** Start **

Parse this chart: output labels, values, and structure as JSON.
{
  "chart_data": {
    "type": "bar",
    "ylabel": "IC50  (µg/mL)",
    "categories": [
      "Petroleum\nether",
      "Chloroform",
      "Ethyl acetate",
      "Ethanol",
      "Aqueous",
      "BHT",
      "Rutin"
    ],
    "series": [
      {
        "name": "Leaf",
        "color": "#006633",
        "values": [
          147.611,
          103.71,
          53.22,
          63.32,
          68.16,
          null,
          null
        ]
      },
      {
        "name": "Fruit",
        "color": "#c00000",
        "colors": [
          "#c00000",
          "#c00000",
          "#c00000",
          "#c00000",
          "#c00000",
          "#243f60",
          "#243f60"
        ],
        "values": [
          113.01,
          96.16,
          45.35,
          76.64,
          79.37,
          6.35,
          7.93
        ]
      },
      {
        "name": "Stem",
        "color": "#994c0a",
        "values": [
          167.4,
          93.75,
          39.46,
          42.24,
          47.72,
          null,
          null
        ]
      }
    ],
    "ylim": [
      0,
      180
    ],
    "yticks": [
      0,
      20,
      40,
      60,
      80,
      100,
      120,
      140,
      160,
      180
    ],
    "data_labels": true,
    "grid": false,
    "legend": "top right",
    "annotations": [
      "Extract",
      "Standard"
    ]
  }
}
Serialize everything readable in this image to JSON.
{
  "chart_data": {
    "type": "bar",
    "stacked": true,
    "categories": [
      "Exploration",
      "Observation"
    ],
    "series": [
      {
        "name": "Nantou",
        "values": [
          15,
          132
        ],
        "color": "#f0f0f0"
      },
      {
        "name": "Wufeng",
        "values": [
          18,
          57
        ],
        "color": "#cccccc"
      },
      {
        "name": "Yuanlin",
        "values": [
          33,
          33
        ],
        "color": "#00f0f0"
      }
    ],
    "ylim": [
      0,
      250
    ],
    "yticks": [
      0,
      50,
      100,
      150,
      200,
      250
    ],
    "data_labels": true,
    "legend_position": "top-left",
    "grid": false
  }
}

** End **

Task prompt »
Reproduce nothing but the lines from the line containing "Serialize everything readable" to the last line of the data, each exactly as written.

Written response »
Serialize everything readable in this image to JSON.
{
  "chart_data": {
    "type": "bar",
    "stacked": true,
    "categories": [
      "Exploration",
      "Observation"
    ],
    "series": [
      {
        "name": "Nantou",
        "values": [
          15,
          132
        ],
        "color": "#f0f0f0"
      },
      {
        "name": "Wufeng",
        "values": [
          18,
          57
        ],
        "color": "#cccccc"
      },
      {
        "name": "Yuanlin",
        "values": [
          33,
          33
        ],
        "color": "#00f0f0"
      }
    ],
    "ylim": [
      0,
      250
    ],
    "yticks": [
      0,
      50,
      100,
      150,
      200,
      250
    ],
    "data_labels": true,
    "legend_position": "top-left",
    "grid": false
  }
}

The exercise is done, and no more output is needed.